Aim →
Copy the listing below word for word, starting at its first line and ending at the line containing "pressure-tick-label: 300: [28, 176, 56, 195]". Include both of those lines.
───── Data for processing ─────
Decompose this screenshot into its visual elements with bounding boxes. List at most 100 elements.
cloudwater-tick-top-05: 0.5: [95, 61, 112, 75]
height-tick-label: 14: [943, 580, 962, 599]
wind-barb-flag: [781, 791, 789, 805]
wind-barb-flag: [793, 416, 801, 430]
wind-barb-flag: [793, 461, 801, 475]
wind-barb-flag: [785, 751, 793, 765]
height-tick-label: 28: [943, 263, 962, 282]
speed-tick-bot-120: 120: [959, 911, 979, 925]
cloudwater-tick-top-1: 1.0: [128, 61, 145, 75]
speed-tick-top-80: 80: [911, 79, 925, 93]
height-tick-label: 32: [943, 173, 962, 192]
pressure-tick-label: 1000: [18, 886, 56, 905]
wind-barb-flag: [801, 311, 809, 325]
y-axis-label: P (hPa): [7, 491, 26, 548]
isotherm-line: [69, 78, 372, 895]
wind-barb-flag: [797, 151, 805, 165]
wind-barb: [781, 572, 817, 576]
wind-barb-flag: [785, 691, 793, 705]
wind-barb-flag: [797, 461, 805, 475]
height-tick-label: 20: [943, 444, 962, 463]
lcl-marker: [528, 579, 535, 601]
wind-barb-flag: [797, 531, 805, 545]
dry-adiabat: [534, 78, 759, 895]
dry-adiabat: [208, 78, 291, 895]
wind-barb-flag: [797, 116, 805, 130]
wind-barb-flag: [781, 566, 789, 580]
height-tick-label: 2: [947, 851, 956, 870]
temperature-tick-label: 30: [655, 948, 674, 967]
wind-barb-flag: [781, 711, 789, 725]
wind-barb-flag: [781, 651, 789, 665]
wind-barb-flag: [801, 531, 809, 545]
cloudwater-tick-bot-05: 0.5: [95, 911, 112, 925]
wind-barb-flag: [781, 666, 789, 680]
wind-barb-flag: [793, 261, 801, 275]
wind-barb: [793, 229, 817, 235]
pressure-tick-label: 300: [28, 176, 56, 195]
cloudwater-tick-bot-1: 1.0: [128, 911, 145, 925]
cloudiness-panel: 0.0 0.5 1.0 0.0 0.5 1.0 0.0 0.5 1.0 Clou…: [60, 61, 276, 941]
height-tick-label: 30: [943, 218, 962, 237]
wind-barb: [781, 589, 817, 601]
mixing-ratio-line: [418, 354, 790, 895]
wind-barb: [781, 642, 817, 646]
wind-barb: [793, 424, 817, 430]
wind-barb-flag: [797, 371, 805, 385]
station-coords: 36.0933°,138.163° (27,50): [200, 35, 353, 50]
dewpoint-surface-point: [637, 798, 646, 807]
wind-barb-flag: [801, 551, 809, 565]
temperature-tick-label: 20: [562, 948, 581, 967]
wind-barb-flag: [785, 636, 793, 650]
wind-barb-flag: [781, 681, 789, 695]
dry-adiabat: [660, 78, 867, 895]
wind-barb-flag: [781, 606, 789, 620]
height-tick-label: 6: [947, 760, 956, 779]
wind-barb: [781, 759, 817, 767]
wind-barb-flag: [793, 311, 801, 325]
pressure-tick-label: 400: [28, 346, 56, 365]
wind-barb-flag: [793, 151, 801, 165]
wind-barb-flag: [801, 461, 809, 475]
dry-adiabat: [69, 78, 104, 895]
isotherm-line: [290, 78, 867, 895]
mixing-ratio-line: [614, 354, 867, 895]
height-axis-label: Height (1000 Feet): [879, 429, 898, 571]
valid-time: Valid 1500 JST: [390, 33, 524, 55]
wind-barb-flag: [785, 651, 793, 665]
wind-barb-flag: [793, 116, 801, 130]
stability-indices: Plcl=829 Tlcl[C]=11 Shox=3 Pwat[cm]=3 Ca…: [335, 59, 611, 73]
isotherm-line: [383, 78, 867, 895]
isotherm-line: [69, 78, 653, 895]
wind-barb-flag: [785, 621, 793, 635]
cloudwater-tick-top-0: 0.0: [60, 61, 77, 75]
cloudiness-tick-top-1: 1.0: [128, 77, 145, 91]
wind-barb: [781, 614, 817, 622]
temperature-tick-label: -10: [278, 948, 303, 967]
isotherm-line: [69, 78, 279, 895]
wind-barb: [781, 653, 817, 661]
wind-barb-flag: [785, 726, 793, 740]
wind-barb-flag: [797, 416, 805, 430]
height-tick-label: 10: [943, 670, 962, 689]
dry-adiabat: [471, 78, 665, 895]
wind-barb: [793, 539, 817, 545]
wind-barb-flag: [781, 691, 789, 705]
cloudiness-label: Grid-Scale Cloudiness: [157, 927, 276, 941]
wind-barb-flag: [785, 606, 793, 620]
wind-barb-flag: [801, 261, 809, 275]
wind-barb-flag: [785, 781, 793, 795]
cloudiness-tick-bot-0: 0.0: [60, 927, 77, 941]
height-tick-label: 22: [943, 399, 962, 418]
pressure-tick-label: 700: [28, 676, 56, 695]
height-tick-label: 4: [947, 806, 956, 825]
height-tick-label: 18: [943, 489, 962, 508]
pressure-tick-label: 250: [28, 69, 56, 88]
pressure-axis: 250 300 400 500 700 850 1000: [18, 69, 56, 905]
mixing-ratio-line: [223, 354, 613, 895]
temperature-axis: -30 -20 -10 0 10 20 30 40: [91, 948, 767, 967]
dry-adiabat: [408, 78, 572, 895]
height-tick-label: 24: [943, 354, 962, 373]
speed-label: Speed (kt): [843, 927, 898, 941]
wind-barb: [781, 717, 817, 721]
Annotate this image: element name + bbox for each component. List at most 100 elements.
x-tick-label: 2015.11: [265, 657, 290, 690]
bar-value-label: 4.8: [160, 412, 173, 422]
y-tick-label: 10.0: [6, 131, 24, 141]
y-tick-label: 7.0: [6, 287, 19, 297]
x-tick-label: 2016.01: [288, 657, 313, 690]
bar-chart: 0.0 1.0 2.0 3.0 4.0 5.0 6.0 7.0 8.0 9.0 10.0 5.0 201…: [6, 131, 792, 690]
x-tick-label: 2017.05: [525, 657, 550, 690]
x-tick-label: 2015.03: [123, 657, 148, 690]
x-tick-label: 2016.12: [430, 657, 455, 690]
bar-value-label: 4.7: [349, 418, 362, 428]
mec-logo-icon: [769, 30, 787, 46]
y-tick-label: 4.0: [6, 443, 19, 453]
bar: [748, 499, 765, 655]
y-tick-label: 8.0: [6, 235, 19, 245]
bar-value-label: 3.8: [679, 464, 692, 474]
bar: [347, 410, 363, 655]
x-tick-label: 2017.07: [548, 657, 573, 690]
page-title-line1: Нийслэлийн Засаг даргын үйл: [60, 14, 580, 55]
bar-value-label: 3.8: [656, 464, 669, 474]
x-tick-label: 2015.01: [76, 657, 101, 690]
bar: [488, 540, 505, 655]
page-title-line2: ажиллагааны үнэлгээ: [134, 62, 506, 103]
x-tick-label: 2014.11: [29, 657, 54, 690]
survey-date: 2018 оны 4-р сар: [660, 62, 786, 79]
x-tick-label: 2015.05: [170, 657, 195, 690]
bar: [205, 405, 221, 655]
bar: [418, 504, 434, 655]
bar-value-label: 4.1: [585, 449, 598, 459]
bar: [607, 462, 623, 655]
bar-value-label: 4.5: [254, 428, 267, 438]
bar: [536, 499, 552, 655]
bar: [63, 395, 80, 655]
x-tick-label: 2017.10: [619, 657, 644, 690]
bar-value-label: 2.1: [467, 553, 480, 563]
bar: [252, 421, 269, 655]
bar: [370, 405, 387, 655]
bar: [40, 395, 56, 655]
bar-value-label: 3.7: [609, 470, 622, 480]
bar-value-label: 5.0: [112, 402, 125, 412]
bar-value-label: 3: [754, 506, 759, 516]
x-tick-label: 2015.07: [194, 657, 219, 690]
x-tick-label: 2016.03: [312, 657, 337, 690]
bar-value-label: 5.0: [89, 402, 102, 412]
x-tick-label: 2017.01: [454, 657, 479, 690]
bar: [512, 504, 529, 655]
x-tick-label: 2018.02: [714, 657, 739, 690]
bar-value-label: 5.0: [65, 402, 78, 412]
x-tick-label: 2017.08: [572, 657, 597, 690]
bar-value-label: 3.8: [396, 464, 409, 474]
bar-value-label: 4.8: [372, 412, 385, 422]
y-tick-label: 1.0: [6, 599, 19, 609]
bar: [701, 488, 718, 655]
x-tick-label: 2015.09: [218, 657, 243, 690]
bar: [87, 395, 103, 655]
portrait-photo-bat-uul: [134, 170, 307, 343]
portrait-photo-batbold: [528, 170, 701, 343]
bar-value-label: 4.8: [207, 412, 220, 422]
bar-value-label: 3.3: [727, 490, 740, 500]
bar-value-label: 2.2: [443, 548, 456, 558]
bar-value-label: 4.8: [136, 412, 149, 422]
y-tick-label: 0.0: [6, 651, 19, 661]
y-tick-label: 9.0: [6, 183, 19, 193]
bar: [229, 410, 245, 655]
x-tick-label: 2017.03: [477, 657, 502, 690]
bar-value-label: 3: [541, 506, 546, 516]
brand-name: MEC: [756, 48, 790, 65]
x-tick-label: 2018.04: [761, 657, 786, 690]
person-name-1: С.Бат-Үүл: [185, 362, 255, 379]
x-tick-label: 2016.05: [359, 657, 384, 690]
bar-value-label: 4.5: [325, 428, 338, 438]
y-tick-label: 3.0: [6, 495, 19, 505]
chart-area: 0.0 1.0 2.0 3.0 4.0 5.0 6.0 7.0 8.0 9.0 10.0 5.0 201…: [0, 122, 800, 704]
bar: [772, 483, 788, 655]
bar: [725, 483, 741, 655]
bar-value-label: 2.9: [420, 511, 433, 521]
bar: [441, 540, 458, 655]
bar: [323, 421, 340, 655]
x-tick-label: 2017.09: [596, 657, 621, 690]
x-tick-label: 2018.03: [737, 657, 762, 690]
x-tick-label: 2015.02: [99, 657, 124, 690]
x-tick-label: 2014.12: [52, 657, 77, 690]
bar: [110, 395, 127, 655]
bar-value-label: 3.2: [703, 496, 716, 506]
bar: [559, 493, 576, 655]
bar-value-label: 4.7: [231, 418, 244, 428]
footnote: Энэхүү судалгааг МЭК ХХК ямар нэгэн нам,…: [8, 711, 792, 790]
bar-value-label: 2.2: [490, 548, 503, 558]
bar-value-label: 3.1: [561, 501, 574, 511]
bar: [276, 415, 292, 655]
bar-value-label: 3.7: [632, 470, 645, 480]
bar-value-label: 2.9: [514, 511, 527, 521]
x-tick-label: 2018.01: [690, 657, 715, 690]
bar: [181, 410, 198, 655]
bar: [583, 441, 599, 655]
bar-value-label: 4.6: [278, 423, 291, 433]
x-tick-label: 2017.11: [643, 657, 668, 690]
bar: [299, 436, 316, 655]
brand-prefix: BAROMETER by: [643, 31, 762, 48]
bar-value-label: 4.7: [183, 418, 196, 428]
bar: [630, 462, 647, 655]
─────
Full output →
Decompose this screenshot into its visual elements with bounding boxes. List at most 100 elements.
cloudwater-tick-top-05: 0.5: [95, 61, 112, 75]
height-tick-label: 14: [943, 580, 962, 599]
wind-barb-flag: [781, 791, 789, 805]
wind-barb-flag: [793, 416, 801, 430]
wind-barb-flag: [793, 461, 801, 475]
wind-barb-flag: [785, 751, 793, 765]
height-tick-label: 28: [943, 263, 962, 282]
speed-tick-bot-120: 120: [959, 911, 979, 925]
cloudwater-tick-top-1: 1.0: [128, 61, 145, 75]
speed-tick-top-80: 80: [911, 79, 925, 93]
height-tick-label: 32: [943, 173, 962, 192]
pressure-tick-label: 1000: [18, 886, 56, 905]
wind-barb-flag: [801, 311, 809, 325]
y-axis-label: P (hPa): [7, 491, 26, 548]
isotherm-line: [69, 78, 372, 895]
wind-barb-flag: [797, 151, 805, 165]
wind-barb: [781, 572, 817, 576]
wind-barb-flag: [785, 691, 793, 705]
wind-barb-flag: [797, 461, 805, 475]
height-tick-label: 20: [943, 444, 962, 463]
lcl-marker: [528, 579, 535, 601]
wind-barb-flag: [797, 531, 805, 545]
dry-adiabat: [534, 78, 759, 895]
dry-adiabat: [208, 78, 291, 895]
wind-barb-flag: [797, 116, 805, 130]
wind-barb-flag: [781, 566, 789, 580]
height-tick-label: 2: [947, 851, 956, 870]
temperature-tick-label: 30: [655, 948, 674, 967]
wind-barb-flag: [781, 711, 789, 725]
wind-barb-flag: [781, 651, 789, 665]
wind-barb-flag: [801, 531, 809, 545]
cloudwater-tick-bot-05: 0.5: [95, 911, 112, 925]
wind-barb-flag: [781, 666, 789, 680]
wind-barb-flag: [793, 261, 801, 275]
wind-barb: [793, 229, 817, 235]
pressure-tick-label: 300: [28, 176, 56, 195]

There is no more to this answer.